• [Source]:
============

The Passover Seder is this Friday night. I'm cooking all kinds of traditional foods including matzoh ball soup, sweet and sour brisket, macaroons (dipped in chocolate ganache!), and homemade gefilte fish.
My kids and I are featured in an article in today's Boston Herald about people who make their own gefilte fish. You can watch a video of the four of us making the batter, forming the fish balls and boiling them in simmering broth. When the photographer came on Monday to film us we felt like we were on the Food Network!
If you've ever eaten gefilte fish from a jar you know it is sort of slimy, a bit smelly, and basically something you slather in horseradish, hold your nose, and eat as quickly as you can so as not to taste it too much. But homemade gefilte fish is actually really tasty!
photo by Matthew Healey for the Boston Herald
Traditional gefilte fish is made from whitefish and pike, both fresh water fishes that can be hard to find in fish markets and grocery stores, even Whole Foods. When I couldn't readily get ahold of these more traditional fishes, I found a recipe from the New York Times Passover cookbook for salmon gefilte fish and I've been making it for years. Fresh salmon and lox are ground together in the food processor with some flavorful veggies. Add some oil and matzah cake meal and then form the batter into balls. Slide them into boiling broth and wait 20 minutes. Voila! Gefilte fish you'll look forward to eating.

============

• [Rows]:

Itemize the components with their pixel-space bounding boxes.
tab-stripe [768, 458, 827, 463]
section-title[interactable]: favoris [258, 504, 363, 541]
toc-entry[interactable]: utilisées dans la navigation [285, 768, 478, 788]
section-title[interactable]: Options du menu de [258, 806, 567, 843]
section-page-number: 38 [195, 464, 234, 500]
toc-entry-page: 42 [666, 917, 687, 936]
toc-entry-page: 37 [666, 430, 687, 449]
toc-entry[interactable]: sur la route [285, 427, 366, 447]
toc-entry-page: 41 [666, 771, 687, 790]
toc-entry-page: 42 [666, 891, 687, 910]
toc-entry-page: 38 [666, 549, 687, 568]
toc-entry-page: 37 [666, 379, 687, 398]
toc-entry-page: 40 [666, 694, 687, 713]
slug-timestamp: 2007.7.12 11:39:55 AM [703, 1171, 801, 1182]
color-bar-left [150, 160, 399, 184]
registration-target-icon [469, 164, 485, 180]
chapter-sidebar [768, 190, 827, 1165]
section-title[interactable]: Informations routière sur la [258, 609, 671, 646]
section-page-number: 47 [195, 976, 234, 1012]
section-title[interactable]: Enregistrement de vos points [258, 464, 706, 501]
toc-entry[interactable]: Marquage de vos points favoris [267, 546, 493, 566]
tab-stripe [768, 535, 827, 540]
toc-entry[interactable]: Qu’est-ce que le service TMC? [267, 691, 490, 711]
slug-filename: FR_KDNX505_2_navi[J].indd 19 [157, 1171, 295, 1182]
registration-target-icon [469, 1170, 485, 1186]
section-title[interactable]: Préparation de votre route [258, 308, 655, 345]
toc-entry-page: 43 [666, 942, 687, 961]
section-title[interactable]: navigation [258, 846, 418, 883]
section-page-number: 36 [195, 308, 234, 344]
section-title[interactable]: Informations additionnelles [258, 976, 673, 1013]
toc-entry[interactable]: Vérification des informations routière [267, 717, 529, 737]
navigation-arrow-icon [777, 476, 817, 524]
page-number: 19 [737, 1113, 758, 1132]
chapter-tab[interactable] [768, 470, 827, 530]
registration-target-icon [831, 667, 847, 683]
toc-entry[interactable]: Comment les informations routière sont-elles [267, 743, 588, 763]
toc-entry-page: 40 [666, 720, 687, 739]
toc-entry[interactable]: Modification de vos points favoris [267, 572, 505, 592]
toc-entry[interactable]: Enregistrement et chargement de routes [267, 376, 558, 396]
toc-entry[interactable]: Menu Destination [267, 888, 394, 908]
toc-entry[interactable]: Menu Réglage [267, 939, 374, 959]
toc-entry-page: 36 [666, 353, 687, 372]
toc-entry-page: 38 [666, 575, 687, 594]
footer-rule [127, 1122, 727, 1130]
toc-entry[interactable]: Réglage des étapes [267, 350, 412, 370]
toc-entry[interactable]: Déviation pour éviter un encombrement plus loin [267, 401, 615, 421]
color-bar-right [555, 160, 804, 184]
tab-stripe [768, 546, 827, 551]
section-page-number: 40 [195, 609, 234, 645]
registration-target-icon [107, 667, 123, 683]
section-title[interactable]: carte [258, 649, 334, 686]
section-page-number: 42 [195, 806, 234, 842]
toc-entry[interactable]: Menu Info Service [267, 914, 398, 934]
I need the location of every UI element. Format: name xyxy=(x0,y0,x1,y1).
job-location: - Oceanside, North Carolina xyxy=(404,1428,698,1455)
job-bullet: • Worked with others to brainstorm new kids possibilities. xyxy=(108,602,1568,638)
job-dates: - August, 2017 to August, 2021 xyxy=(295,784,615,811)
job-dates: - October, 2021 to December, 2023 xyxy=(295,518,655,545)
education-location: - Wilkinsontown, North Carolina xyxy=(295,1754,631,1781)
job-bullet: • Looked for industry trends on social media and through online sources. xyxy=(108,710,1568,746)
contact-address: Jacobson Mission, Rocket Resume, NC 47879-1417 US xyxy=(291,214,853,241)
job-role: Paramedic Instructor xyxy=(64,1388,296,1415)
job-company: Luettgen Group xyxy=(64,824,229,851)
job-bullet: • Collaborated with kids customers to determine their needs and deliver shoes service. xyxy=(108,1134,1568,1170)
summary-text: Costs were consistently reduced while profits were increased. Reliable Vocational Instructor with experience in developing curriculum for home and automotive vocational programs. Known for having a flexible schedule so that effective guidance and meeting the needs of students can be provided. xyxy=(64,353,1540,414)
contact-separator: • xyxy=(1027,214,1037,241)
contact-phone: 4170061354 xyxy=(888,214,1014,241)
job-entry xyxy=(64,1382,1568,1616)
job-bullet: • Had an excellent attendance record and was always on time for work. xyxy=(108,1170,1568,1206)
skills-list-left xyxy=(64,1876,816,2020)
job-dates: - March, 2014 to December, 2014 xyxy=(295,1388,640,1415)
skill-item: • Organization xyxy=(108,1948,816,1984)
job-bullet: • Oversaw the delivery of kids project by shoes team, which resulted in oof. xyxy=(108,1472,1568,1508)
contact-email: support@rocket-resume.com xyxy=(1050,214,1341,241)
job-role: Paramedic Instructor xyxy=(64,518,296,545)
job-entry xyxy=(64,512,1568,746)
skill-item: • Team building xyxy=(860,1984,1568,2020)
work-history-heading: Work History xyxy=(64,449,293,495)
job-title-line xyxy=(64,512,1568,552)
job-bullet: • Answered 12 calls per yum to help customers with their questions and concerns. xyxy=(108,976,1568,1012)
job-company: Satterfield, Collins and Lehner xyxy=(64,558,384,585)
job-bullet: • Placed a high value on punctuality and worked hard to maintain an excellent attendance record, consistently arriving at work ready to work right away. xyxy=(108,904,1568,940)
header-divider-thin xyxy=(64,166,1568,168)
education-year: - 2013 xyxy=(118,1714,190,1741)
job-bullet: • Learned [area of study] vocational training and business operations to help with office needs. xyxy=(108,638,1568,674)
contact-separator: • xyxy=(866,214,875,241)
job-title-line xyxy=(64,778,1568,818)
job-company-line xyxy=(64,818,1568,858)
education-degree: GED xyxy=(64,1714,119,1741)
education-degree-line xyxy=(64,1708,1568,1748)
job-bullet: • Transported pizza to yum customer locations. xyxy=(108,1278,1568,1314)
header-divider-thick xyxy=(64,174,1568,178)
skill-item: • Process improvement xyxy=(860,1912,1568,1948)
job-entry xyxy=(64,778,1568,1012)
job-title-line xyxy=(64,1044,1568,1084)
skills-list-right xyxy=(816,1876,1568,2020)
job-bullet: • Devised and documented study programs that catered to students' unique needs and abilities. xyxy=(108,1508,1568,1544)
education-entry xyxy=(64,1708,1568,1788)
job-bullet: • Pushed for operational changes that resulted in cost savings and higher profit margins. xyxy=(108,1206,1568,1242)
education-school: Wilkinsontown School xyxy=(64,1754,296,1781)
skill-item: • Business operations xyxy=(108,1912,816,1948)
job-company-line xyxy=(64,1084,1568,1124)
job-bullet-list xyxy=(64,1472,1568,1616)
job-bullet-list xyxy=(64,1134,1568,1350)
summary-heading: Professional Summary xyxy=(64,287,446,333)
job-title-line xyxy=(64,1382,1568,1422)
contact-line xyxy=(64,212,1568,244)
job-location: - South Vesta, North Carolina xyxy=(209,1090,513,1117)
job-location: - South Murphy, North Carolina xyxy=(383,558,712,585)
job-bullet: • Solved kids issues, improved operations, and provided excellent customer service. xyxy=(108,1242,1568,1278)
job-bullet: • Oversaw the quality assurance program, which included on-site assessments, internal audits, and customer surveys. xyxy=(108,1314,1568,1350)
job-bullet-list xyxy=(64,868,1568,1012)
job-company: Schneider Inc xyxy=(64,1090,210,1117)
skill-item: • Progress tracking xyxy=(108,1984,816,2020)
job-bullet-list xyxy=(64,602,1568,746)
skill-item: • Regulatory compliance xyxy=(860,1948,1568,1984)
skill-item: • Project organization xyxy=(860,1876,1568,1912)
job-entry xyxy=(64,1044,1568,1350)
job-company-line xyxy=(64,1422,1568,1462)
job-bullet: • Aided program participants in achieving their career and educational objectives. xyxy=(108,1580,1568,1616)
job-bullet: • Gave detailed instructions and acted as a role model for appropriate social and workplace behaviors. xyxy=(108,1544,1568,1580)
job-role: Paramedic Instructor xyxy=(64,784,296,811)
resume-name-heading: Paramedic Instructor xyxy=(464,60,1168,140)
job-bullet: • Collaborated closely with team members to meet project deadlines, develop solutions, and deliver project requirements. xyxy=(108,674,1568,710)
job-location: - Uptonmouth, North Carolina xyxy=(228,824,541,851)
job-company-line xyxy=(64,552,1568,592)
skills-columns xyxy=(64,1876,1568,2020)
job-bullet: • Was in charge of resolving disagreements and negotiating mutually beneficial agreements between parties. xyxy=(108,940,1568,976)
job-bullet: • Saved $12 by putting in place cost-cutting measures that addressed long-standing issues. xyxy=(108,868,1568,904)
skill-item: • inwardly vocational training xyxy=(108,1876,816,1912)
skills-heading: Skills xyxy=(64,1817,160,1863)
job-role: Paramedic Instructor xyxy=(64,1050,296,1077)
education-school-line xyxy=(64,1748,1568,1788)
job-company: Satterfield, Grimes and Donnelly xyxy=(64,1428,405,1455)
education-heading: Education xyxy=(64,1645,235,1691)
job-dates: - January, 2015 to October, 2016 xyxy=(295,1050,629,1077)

============

• [To be done]:
Answer these from the gefilte fish post:
(a) On what day did the photographer come to film?
(b) Which two fish is traditional gefilte fish made from?
(c) How long do the fish balls cook in the broth?
The rows don't matter here.

• [Output of the task]:
(a) Monday
(b) Whitefish and pike
(c) 20 minutes